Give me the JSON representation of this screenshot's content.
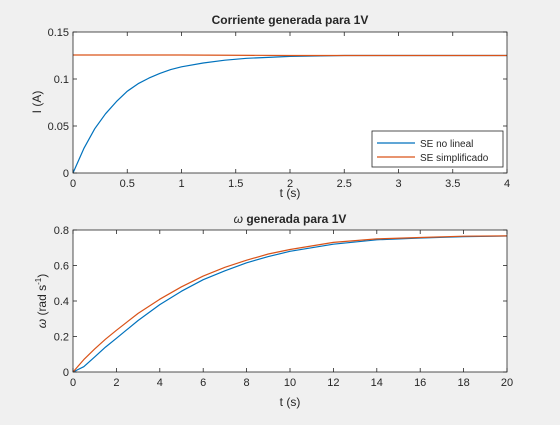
{
  "colors": {
    "figure_bg": "#f0f0f0",
    "axes_bg": "#ffffff",
    "axis": "#262626",
    "series_blue": "#0072bd",
    "series_orange": "#d95319"
  },
  "chart_data": [
    {
      "type": "line",
      "title": "Corriente generada para 1V",
      "xlabel": "t (s)",
      "ylabel": "I (A)",
      "xlim": [
        0,
        4
      ],
      "ylim": [
        0,
        0.15
      ],
      "xticks": [
        0,
        0.5,
        1,
        1.5,
        2,
        2.5,
        3,
        3.5,
        4
      ],
      "xtick_labels": [
        "0",
        "0.5",
        "1",
        "1.5",
        "2",
        "2.5",
        "3",
        "3.5",
        "4"
      ],
      "yticks": [
        0,
        0.05,
        0.1,
        0.15
      ],
      "ytick_labels": [
        "0",
        "0.05",
        "0.1",
        "0.15"
      ],
      "grid": false,
      "legend": "bottom-right",
      "series": [
        {
          "name": "SE no lineal",
          "color": "#0072bd",
          "x": [
            0,
            0.1,
            0.2,
            0.3,
            0.4,
            0.5,
            0.6,
            0.7,
            0.8,
            0.9,
            1.0,
            1.2,
            1.4,
            1.6,
            1.8,
            2.0,
            2.5,
            3.0,
            3.5,
            4.0
          ],
          "y": [
            0,
            0.026,
            0.047,
            0.063,
            0.076,
            0.087,
            0.095,
            0.101,
            0.106,
            0.11,
            0.113,
            0.117,
            0.12,
            0.122,
            0.123,
            0.124,
            0.125,
            0.125,
            0.125,
            0.125
          ]
        },
        {
          "name": "SE simplificado",
          "color": "#d95319",
          "x": [
            0,
            1,
            2,
            3,
            4
          ],
          "y": [
            0.1255,
            0.1255,
            0.125,
            0.125,
            0.125
          ]
        }
      ]
    },
    {
      "type": "line",
      "title": "ω generada para 1V",
      "title_symbol": "ω",
      "title_rest": " generada para 1V",
      "xlabel": "t (s)",
      "ylabel": "ω (rad s⁻¹)",
      "ylabel_symbol": "ω",
      "ylabel_main": " (rad s",
      "ylabel_sup": "-1",
      "ylabel_close": ")",
      "xlim": [
        0,
        20
      ],
      "ylim": [
        0,
        0.8
      ],
      "xticks": [
        0,
        2,
        4,
        6,
        8,
        10,
        12,
        14,
        16,
        18,
        20
      ],
      "xtick_labels": [
        "0",
        "2",
        "4",
        "6",
        "8",
        "10",
        "12",
        "14",
        "16",
        "18",
        "20"
      ],
      "yticks": [
        0,
        0.2,
        0.4,
        0.6,
        0.8
      ],
      "ytick_labels": [
        "0",
        "0.2",
        "0.4",
        "0.6",
        "0.8"
      ],
      "grid": false,
      "series": [
        {
          "color": "#0072bd",
          "x": [
            0,
            0.5,
            1,
            1.5,
            2,
            3,
            4,
            5,
            6,
            7,
            8,
            9,
            10,
            12,
            14,
            16,
            18,
            20
          ],
          "y": [
            0,
            0.03,
            0.085,
            0.14,
            0.19,
            0.29,
            0.38,
            0.455,
            0.52,
            0.57,
            0.615,
            0.65,
            0.68,
            0.72,
            0.745,
            0.755,
            0.763,
            0.766
          ]
        },
        {
          "color": "#d95319",
          "x": [
            0,
            0.5,
            1,
            1.5,
            2,
            3,
            4,
            5,
            6,
            7,
            8,
            9,
            10,
            12,
            14,
            16,
            18,
            20
          ],
          "y": [
            0,
            0.07,
            0.13,
            0.185,
            0.235,
            0.33,
            0.41,
            0.48,
            0.54,
            0.59,
            0.63,
            0.665,
            0.69,
            0.73,
            0.75,
            0.758,
            0.765,
            0.767
          ]
        }
      ]
    }
  ]
}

Aim of the exercise :: Return to the listing above and set it down exactly, leaving out its pictures.

Solution for this exercise ::
Give me the JSON representation of this screenshot's content.
{
  "colors": {
    "figure_bg": "#f0f0f0",
    "axes_bg": "#ffffff",
    "axis": "#262626",
    "series_blue": "#0072bd",
    "series_orange": "#d95319"
  },
  "chart_data": [
    {
      "type": "line",
      "title": "Corriente generada para 1V",
      "xlabel": "t (s)",
      "ylabel": "I (A)",
      "xlim": [
        0,
        4
      ],
      "ylim": [
        0,
        0.15
      ],
      "xticks": [
        0,
        0.5,
        1,
        1.5,
        2,
        2.5,
        3,
        3.5,
        4
      ],
      "xtick_labels": [
        "0",
        "0.5",
        "1",
        "1.5",
        "2",
        "2.5",
        "3",
        "3.5",
        "4"
      ],
      "yticks": [
        0,
        0.05,
        0.1,
        0.15
      ],
      "ytick_labels": [
        "0",
        "0.05",
        "0.1",
        "0.15"
      ],
      "grid": false,
      "legend": "bottom-right",
      "series": [
        {
          "name": "SE no lineal",
          "color": "#0072bd",
          "x": [
            0,
            0.1,
            0.2,
            0.3,
            0.4,
            0.5,
            0.6,
            0.7,
            0.8,
            0.9,
            1.0,
            1.2,
            1.4,
            1.6,
            1.8,
            2.0,
            2.5,
            3.0,
            3.5,
            4.0
          ],
          "y": [
            0,
            0.026,
            0.047,
            0.063,
            0.076,
            0.087,
            0.095,
            0.101,
            0.106,
            0.11,
            0.113,
            0.117,
            0.12,
            0.122,
            0.123,
            0.124,
            0.125,
            0.125,
            0.125,
            0.125
          ]
        },
        {
          "name": "SE simplificado",
          "color": "#d95319",
          "x": [
            0,
            1,
            2,
            3,
            4
          ],
          "y": [
            0.1255,
            0.1255,
            0.125,
            0.125,
            0.125
          ]
        }
      ]
    },
    {
      "type": "line",
      "title": "ω generada para 1V",
      "title_symbol": "ω",
      "title_rest": " generada para 1V",
      "xlabel": "t (s)",
      "ylabel": "ω (rad s⁻¹)",
      "ylabel_symbol": "ω",
      "ylabel_main": " (rad s",
      "ylabel_sup": "-1",
      "ylabel_close": ")",
      "xlim": [
        0,
        20
      ],
      "ylim": [
        0,
        0.8
      ],
      "xticks": [
        0,
        2,
        4,
        6,
        8,
        10,
        12,
        14,
        16,
        18,
        20
      ],
      "xtick_labels": [
        "0",
        "2",
        "4",
        "6",
        "8",
        "10",
        "12",
        "14",
        "16",
        "18",
        "20"
      ],
      "yticks": [
        0,
        0.2,
        0.4,
        0.6,
        0.8
      ],
      "ytick_labels": [
        "0",
        "0.2",
        "0.4",
        "0.6",
        "0.8"
      ],
      "grid": false,
      "series": [
        {
          "color": "#0072bd",
          "x": [
            0,
            0.5,
            1,
            1.5,
            2,
            3,
            4,
            5,
            6,
            7,
            8,
            9,
            10,
            12,
            14,
            16,
            18,
            20
          ],
          "y": [
            0,
            0.03,
            0.085,
            0.14,
            0.19,
            0.29,
            0.38,
            0.455,
            0.52,
            0.57,
            0.615,
            0.65,
            0.68,
            0.72,
            0.745,
            0.755,
            0.763,
            0.766
          ]
        },
        {
          "color": "#d95319",
          "x": [
            0,
            0.5,
            1,
            1.5,
            2,
            3,
            4,
            5,
            6,
            7,
            8,
            9,
            10,
            12,
            14,
            16,
            18,
            20
          ],
          "y": [
            0,
            0.07,
            0.13,
            0.185,
            0.235,
            0.33,
            0.41,
            0.48,
            0.54,
            0.59,
            0.63,
            0.665,
            0.69,
            0.73,
            0.75,
            0.758,
            0.765,
            0.767
          ]
        }
      ]
    }
  ]
}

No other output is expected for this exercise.